MATERIAL:
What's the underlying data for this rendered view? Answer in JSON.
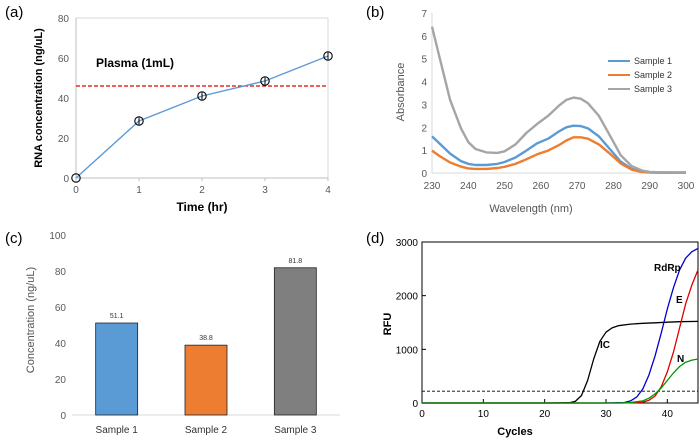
{
  "figure": {
    "panels": [
      {
        "label": "(a)",
        "chart_index": 0
      },
      {
        "label": "(b)",
        "chart_index": 1
      },
      {
        "label": "(c)",
        "chart_index": 2
      },
      {
        "label": "(d)",
        "chart_index": 3
      }
    ]
  },
  "chart_data": [
    {
      "panel": "(a)",
      "type": "line",
      "title": "",
      "annotation": "Plasma (1mL)",
      "xlabel": "Time (hr)",
      "ylabel": "RNA concentration (ng/uL)",
      "xlim": [
        0,
        4
      ],
      "ylim": [
        0,
        80
      ],
      "xticks": [
        0,
        1,
        2,
        3,
        4
      ],
      "yticks": [
        0,
        20,
        40,
        60,
        80
      ],
      "grid": false,
      "series": [
        {
          "name": "RNA concentration",
          "color": "#5b9bd5",
          "x": [
            0,
            1,
            2,
            3,
            4
          ],
          "y": [
            0,
            28.5,
            41,
            48.5,
            61
          ],
          "error": [
            0,
            1.7,
            1.7,
            1.7,
            1.7
          ]
        }
      ],
      "reference_line": {
        "y": 46,
        "color": "#e00000",
        "style": "dashed"
      }
    },
    {
      "panel": "(b)",
      "type": "line",
      "xlabel": "Wavelength (nm)",
      "ylabel": "Absorbance",
      "xlim": [
        230,
        300
      ],
      "ylim": [
        0,
        7
      ],
      "xticks": [
        230,
        240,
        250,
        260,
        270,
        280,
        290,
        300
      ],
      "yticks": [
        0,
        1,
        2,
        3,
        4,
        5,
        6,
        7
      ],
      "legend": "top-right",
      "grid": false,
      "series": [
        {
          "name": "Sample 1",
          "color": "#5b9bd5",
          "x": [
            230,
            232,
            235,
            238,
            240,
            242,
            245,
            248,
            250,
            253,
            256,
            259,
            262,
            265,
            267,
            269,
            271,
            273,
            276,
            279,
            282,
            285,
            288,
            290,
            293,
            296,
            300
          ],
          "y": [
            1.6,
            1.3,
            0.85,
            0.52,
            0.4,
            0.35,
            0.35,
            0.4,
            0.48,
            0.68,
            0.98,
            1.3,
            1.5,
            1.82,
            2.0,
            2.07,
            2.05,
            1.95,
            1.6,
            1.05,
            0.5,
            0.18,
            0.06,
            0.03,
            0.02,
            0.02,
            0.02
          ]
        },
        {
          "name": "Sample 2",
          "color": "#ed7d31",
          "x": [
            230,
            232,
            235,
            238,
            240,
            242,
            245,
            248,
            250,
            253,
            256,
            259,
            262,
            265,
            267,
            269,
            271,
            273,
            276,
            279,
            282,
            285,
            288,
            290,
            293,
            296,
            300
          ],
          "y": [
            0.98,
            0.75,
            0.46,
            0.28,
            0.2,
            0.18,
            0.18,
            0.22,
            0.27,
            0.4,
            0.6,
            0.82,
            0.98,
            1.22,
            1.42,
            1.56,
            1.56,
            1.5,
            1.25,
            0.85,
            0.42,
            0.15,
            0.04,
            0.02,
            0.01,
            0.01,
            0.01
          ]
        },
        {
          "name": "Sample 3",
          "color": "#a5a5a5",
          "x": [
            230,
            232,
            235,
            238,
            240,
            242,
            245,
            248,
            250,
            253,
            256,
            259,
            262,
            265,
            267,
            269,
            271,
            273,
            276,
            279,
            282,
            285,
            288,
            290,
            293,
            296,
            300
          ],
          "y": [
            6.4,
            5.1,
            3.2,
            1.95,
            1.35,
            1.05,
            0.9,
            0.88,
            0.95,
            1.25,
            1.75,
            2.15,
            2.5,
            2.95,
            3.2,
            3.3,
            3.25,
            3.05,
            2.5,
            1.65,
            0.78,
            0.3,
            0.1,
            0.05,
            0.03,
            0.02,
            0.02
          ]
        }
      ]
    },
    {
      "panel": "(c)",
      "type": "bar",
      "xlabel": "",
      "ylabel": "Concentration (ng/uL)",
      "ylim": [
        0,
        100
      ],
      "yticks": [
        0,
        20,
        40,
        60,
        80,
        100
      ],
      "grid": false,
      "categories": [
        "Sample 1",
        "Sample 2",
        "Sample 3"
      ],
      "values": [
        51.1,
        38.8,
        81.8
      ],
      "data_labels": [
        "51.1",
        "38.8",
        "81.8"
      ],
      "colors": [
        "#5b9bd5",
        "#ed7d31",
        "#7f7f7f"
      ]
    },
    {
      "panel": "(d)",
      "type": "line",
      "xlabel": "Cycles",
      "ylabel": "RFU",
      "xlim": [
        0,
        45
      ],
      "ylim": [
        0,
        3000
      ],
      "xticks": [
        0,
        10,
        20,
        30,
        40
      ],
      "yticks": [
        0,
        1000,
        2000,
        3000
      ],
      "grid": false,
      "threshold": {
        "y": 220,
        "style": "dashed"
      },
      "series": [
        {
          "name": "IC",
          "color": "#000000",
          "x": [
            0,
            20,
            24,
            25,
            26,
            27,
            28,
            29,
            30,
            31,
            32,
            34,
            36,
            38,
            40,
            42,
            45
          ],
          "y": [
            0,
            0,
            5,
            30,
            140,
            420,
            820,
            1150,
            1320,
            1400,
            1440,
            1470,
            1485,
            1495,
            1505,
            1515,
            1520
          ]
        },
        {
          "name": "RdRp",
          "color": "#0000cc",
          "x": [
            0,
            30,
            33,
            34,
            35,
            36,
            37,
            38,
            39,
            40,
            41,
            42,
            43,
            44,
            45
          ],
          "y": [
            0,
            0,
            10,
            40,
            110,
            260,
            520,
            880,
            1300,
            1750,
            2150,
            2480,
            2700,
            2820,
            2880
          ]
        },
        {
          "name": "E",
          "color": "#dd0000",
          "x": [
            0,
            33,
            36,
            37,
            38,
            39,
            40,
            41,
            42,
            43,
            44,
            45
          ],
          "y": [
            0,
            0,
            15,
            50,
            130,
            300,
            580,
            950,
            1400,
            1850,
            2200,
            2480
          ]
        },
        {
          "name": "N",
          "color": "#009900",
          "x": [
            0,
            32,
            34,
            36,
            37,
            38,
            39,
            40,
            41,
            42,
            43,
            44,
            45
          ],
          "y": [
            0,
            0,
            10,
            40,
            90,
            170,
            280,
            420,
            560,
            680,
            760,
            800,
            820
          ]
        }
      ]
    }
  ]
}
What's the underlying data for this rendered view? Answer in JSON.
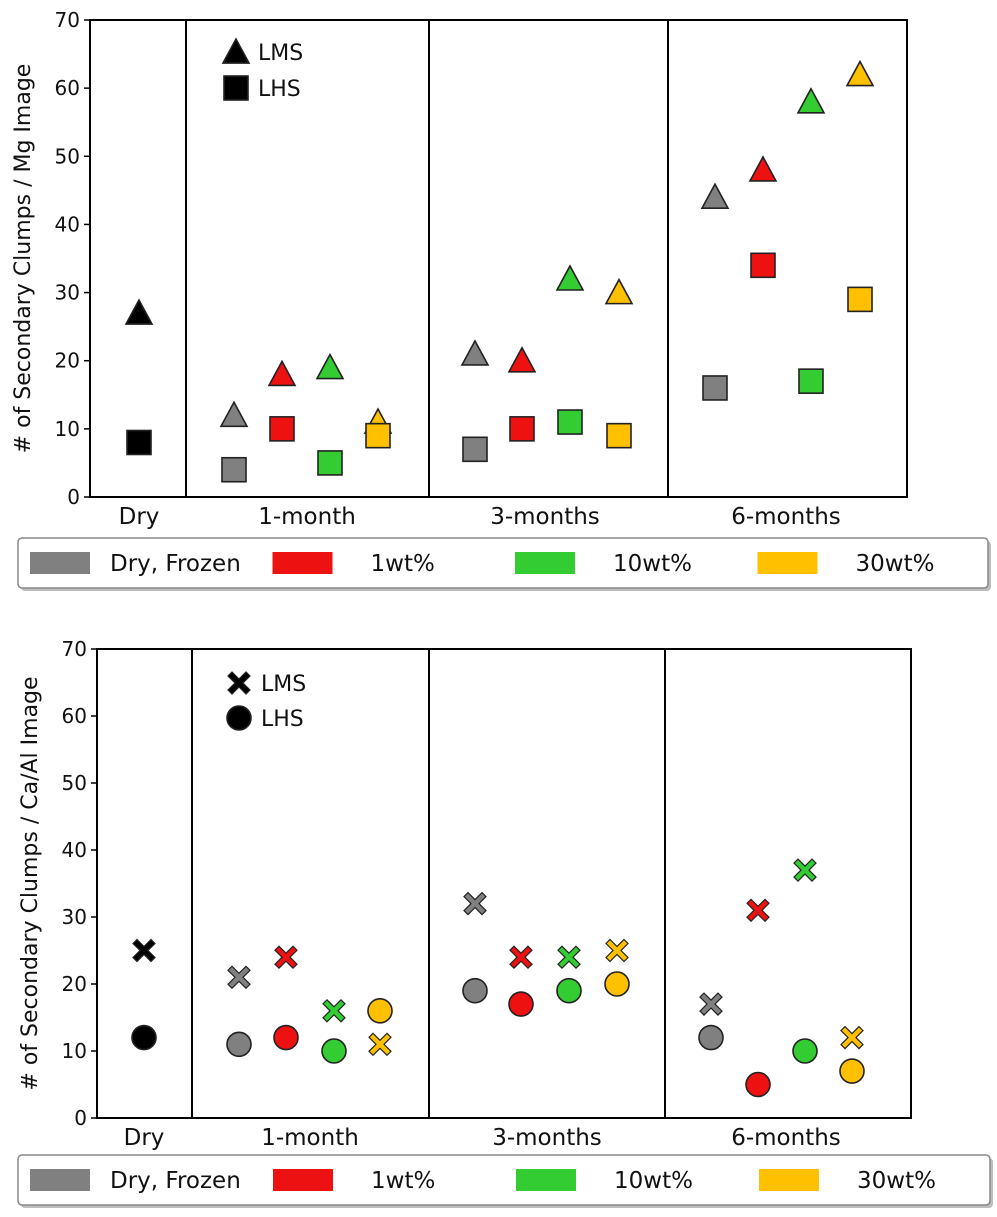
{
  "colors": {
    "dry_frozen": "#808080",
    "wt1": "#ee1111",
    "wt10": "#33cc33",
    "wt30": "#ffc000",
    "dry_point": "#000000",
    "edge": "#222222"
  },
  "legend": {
    "items": [
      {
        "label": "Dry, Frozen",
        "color_key": "dry_frozen"
      },
      {
        "label": "1wt%",
        "color_key": "wt1"
      },
      {
        "label": "10wt%",
        "color_key": "wt10"
      },
      {
        "label": "30wt%",
        "color_key": "wt30"
      }
    ]
  },
  "chart_data": [
    {
      "type": "scatter",
      "ylabel": "# of Secondary Clumps / Mg Image",
      "ylim": [
        0,
        70
      ],
      "yticks": [
        0,
        10,
        20,
        30,
        40,
        50,
        60,
        70
      ],
      "groups": [
        "Dry",
        "1-month",
        "3-months",
        "6-months"
      ],
      "marker_legend": [
        {
          "label": "LMS",
          "marker": "triangle"
        },
        {
          "label": "LHS",
          "marker": "square"
        }
      ],
      "series": [
        {
          "marker": "triangle",
          "values": {
            "Dry": 27
          }
        },
        {
          "marker": "square",
          "values": {
            "Dry": 8
          }
        },
        {
          "marker": "triangle",
          "legend": "Dry, Frozen",
          "values": {
            "1-month": 12,
            "3-months": 21,
            "6-months": 44
          }
        },
        {
          "marker": "square",
          "legend": "Dry, Frozen",
          "values": {
            "1-month": 4,
            "3-months": 7,
            "6-months": 16
          }
        },
        {
          "marker": "triangle",
          "legend": "1wt%",
          "values": {
            "1-month": 18,
            "3-months": 20,
            "6-months": 48
          }
        },
        {
          "marker": "square",
          "legend": "1wt%",
          "values": {
            "1-month": 10,
            "3-months": 10,
            "6-months": 34
          }
        },
        {
          "marker": "triangle",
          "legend": "10wt%",
          "values": {
            "1-month": 19,
            "3-months": 32,
            "6-months": 58
          }
        },
        {
          "marker": "square",
          "legend": "10wt%",
          "values": {
            "1-month": 5,
            "3-months": 11,
            "6-months": 17
          }
        },
        {
          "marker": "triangle",
          "legend": "30wt%",
          "values": {
            "1-month": 11,
            "3-months": 30,
            "6-months": 62
          }
        },
        {
          "marker": "square",
          "legend": "30wt%",
          "values": {
            "1-month": 9,
            "3-months": 9,
            "6-months": 29
          }
        }
      ]
    },
    {
      "type": "scatter",
      "ylabel": "# of Secondary Clumps / Ca/Al Image",
      "ylim": [
        0,
        70
      ],
      "yticks": [
        0,
        10,
        20,
        30,
        40,
        50,
        60,
        70
      ],
      "groups": [
        "Dry",
        "1-month",
        "3-months",
        "6-months"
      ],
      "marker_legend": [
        {
          "label": "LMS",
          "marker": "x"
        },
        {
          "label": "LHS",
          "marker": "circle"
        }
      ],
      "series": [
        {
          "marker": "x",
          "values": {
            "Dry": 25
          }
        },
        {
          "marker": "circle",
          "values": {
            "Dry": 12
          }
        },
        {
          "marker": "x",
          "legend": "Dry, Frozen",
          "values": {
            "1-month": 21,
            "3-months": 32,
            "6-months": 17
          }
        },
        {
          "marker": "circle",
          "legend": "Dry, Frozen",
          "values": {
            "1-month": 11,
            "3-months": 19,
            "6-months": 12
          }
        },
        {
          "marker": "x",
          "legend": "1wt%",
          "values": {
            "1-month": 24,
            "3-months": 24,
            "6-months": 31
          }
        },
        {
          "marker": "circle",
          "legend": "1wt%",
          "values": {
            "1-month": 12,
            "3-months": 17,
            "6-months": 5
          }
        },
        {
          "marker": "x",
          "legend": "10wt%",
          "values": {
            "1-month": 16,
            "3-months": 24,
            "6-months": 37
          }
        },
        {
          "marker": "circle",
          "legend": "10wt%",
          "values": {
            "1-month": 10,
            "3-months": 19,
            "6-months": 10
          }
        },
        {
          "marker": "x",
          "legend": "30wt%",
          "values": {
            "1-month": 11,
            "3-months": 25,
            "6-months": 12
          }
        },
        {
          "marker": "circle",
          "legend": "30wt%",
          "values": {
            "1-month": 16,
            "3-months": 20,
            "6-months": 7
          }
        }
      ]
    }
  ]
}
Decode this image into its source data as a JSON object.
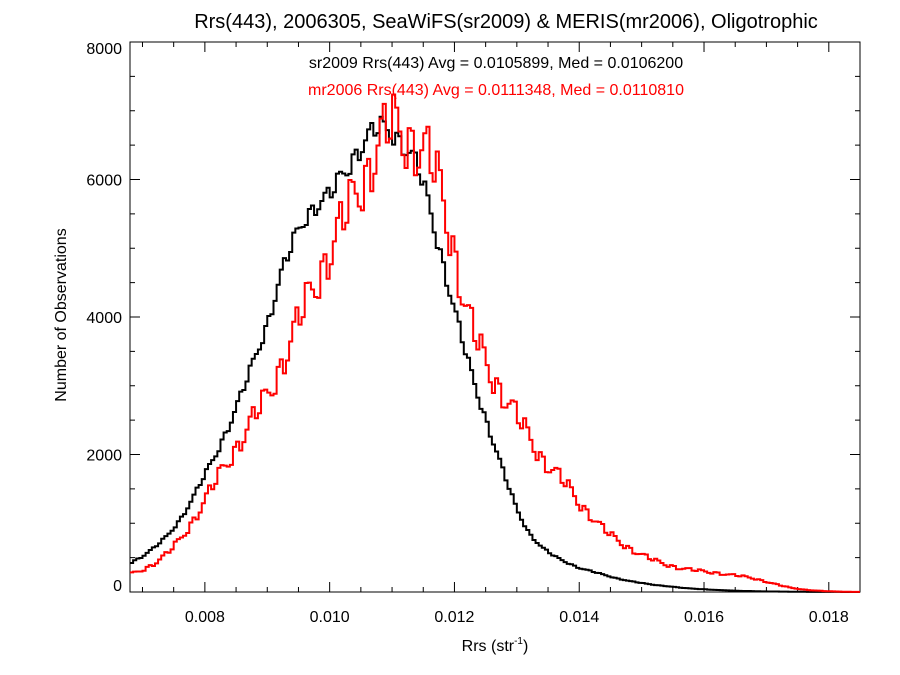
{
  "chart_data": {
    "type": "line",
    "style": "step-histogram",
    "title": "Rrs(443), 2006305, SeaWiFS(sr2009) & MERIS(mr2006), Oligotrophic",
    "xlabel_main": "Rrs (str",
    "xlabel_sup": "-1",
    "xlabel_end": ")",
    "ylabel": "Number of Observations",
    "xlim": [
      0.0068,
      0.0185
    ],
    "ylim": [
      0,
      8000
    ],
    "xticks": [
      {
        "value": 0.008,
        "label": "0.008"
      },
      {
        "value": 0.01,
        "label": "0.010"
      },
      {
        "value": 0.012,
        "label": "0.012"
      },
      {
        "value": 0.014,
        "label": "0.014"
      },
      {
        "value": 0.016,
        "label": "0.016"
      },
      {
        "value": 0.018,
        "label": "0.018"
      }
    ],
    "yticks": [
      {
        "value": 0,
        "label": "0"
      },
      {
        "value": 2000,
        "label": "2000"
      },
      {
        "value": 4000,
        "label": "4000"
      },
      {
        "value": 6000,
        "label": "6000"
      },
      {
        "value": 8000,
        "label": "8000"
      }
    ],
    "annotations": [
      {
        "text": "sr2009 Rrs(443) Avg = 0.0105899, Med = 0.0106200",
        "color": "#000000"
      },
      {
        "text": "mr2006 Rrs(443) Avg = 0.0111348, Med = 0.0110810",
        "color": "#ff0000"
      }
    ],
    "grid": false,
    "series": [
      {
        "color": "#000000",
        "x": [
          0.0068,
          0.007,
          0.0072,
          0.0074,
          0.0076,
          0.0078,
          0.008,
          0.0082,
          0.0084,
          0.0086,
          0.0088,
          0.009,
          0.0092,
          0.0094,
          0.0096,
          0.0098,
          0.01,
          0.0102,
          0.0104,
          0.0106,
          0.0108,
          0.011,
          0.0112,
          0.0114,
          0.0116,
          0.0118,
          0.012,
          0.0122,
          0.0124,
          0.0126,
          0.0128,
          0.013,
          0.0132,
          0.0134,
          0.0136,
          0.0138,
          0.014,
          0.0142,
          0.0144,
          0.0146,
          0.0148,
          0.015,
          0.0152,
          0.0154,
          0.0156,
          0.0158,
          0.016,
          0.0162,
          0.0164,
          0.0166,
          0.0168,
          0.017,
          0.0172,
          0.0174,
          0.0176,
          0.0178,
          0.018,
          0.0182,
          0.0184
        ],
        "y": [
          420,
          520,
          650,
          820,
          1050,
          1350,
          1700,
          2050,
          2450,
          2900,
          3400,
          3900,
          4550,
          5050,
          5450,
          5650,
          5750,
          6050,
          6350,
          6600,
          6750,
          6700,
          6500,
          6200,
          5600,
          4850,
          4100,
          3400,
          2800,
          2250,
          1700,
          1200,
          850,
          650,
          520,
          430,
          350,
          300,
          250,
          200,
          160,
          130,
          105,
          85,
          65,
          50,
          40,
          30,
          22,
          16,
          12,
          8,
          6,
          4,
          3,
          2,
          1,
          1,
          0
        ]
      },
      {
        "color": "#ff0000",
        "x": [
          0.0068,
          0.007,
          0.0072,
          0.0074,
          0.0076,
          0.0078,
          0.008,
          0.0082,
          0.0084,
          0.0086,
          0.0088,
          0.009,
          0.0092,
          0.0094,
          0.0096,
          0.0098,
          0.01,
          0.0102,
          0.0104,
          0.0106,
          0.0108,
          0.011,
          0.0112,
          0.0114,
          0.0116,
          0.0118,
          0.012,
          0.0122,
          0.0124,
          0.0126,
          0.0128,
          0.013,
          0.0132,
          0.0134,
          0.0136,
          0.0138,
          0.014,
          0.0142,
          0.0144,
          0.0146,
          0.0148,
          0.015,
          0.0152,
          0.0154,
          0.0156,
          0.0158,
          0.016,
          0.0162,
          0.0164,
          0.0166,
          0.0168,
          0.017,
          0.0172,
          0.0174,
          0.0176,
          0.0178,
          0.018,
          0.0182,
          0.0184
        ],
        "y": [
          260,
          320,
          420,
          560,
          760,
          1020,
          1330,
          1650,
          1950,
          2250,
          2550,
          2850,
          3250,
          3700,
          4150,
          4550,
          4950,
          5350,
          5750,
          6100,
          6550,
          6780,
          6650,
          6500,
          6300,
          5800,
          4950,
          4050,
          3550,
          3150,
          2850,
          2550,
          2250,
          1950,
          1750,
          1550,
          1300,
          1100,
          900,
          760,
          640,
          540,
          460,
          400,
          350,
          320,
          300,
          280,
          250,
          230,
          200,
          150,
          100,
          60,
          35,
          20,
          10,
          5,
          2
        ]
      }
    ]
  }
}
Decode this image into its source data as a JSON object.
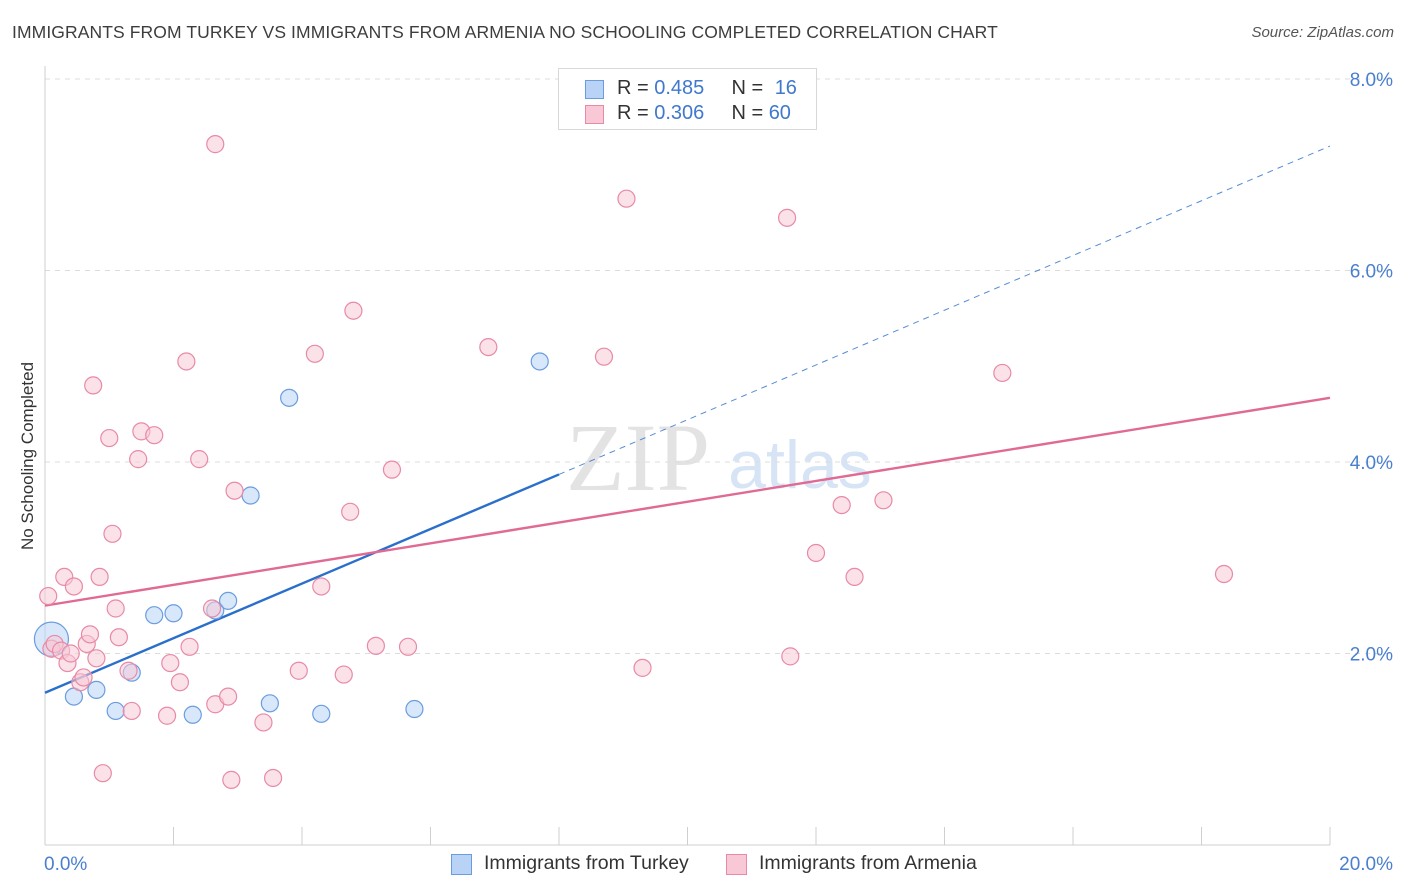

TASK PROMPT:
From the data, collect all lines where the string "ylabel" appears.

WRITTEN RESPONSE:
      "ylabel": "RNA concentration (ng/uL)",
      "ylabel": "Absorbance",
      "ylabel": "Concentration (ng/uL)",
      "ylabel": "RFU",
      "ylabel": "# of Secondary Clumps / Mg Image",
      "ylabel": "# of Secondary Clumps / Ca/Al Image",
    "ylabel": "Number of Observations",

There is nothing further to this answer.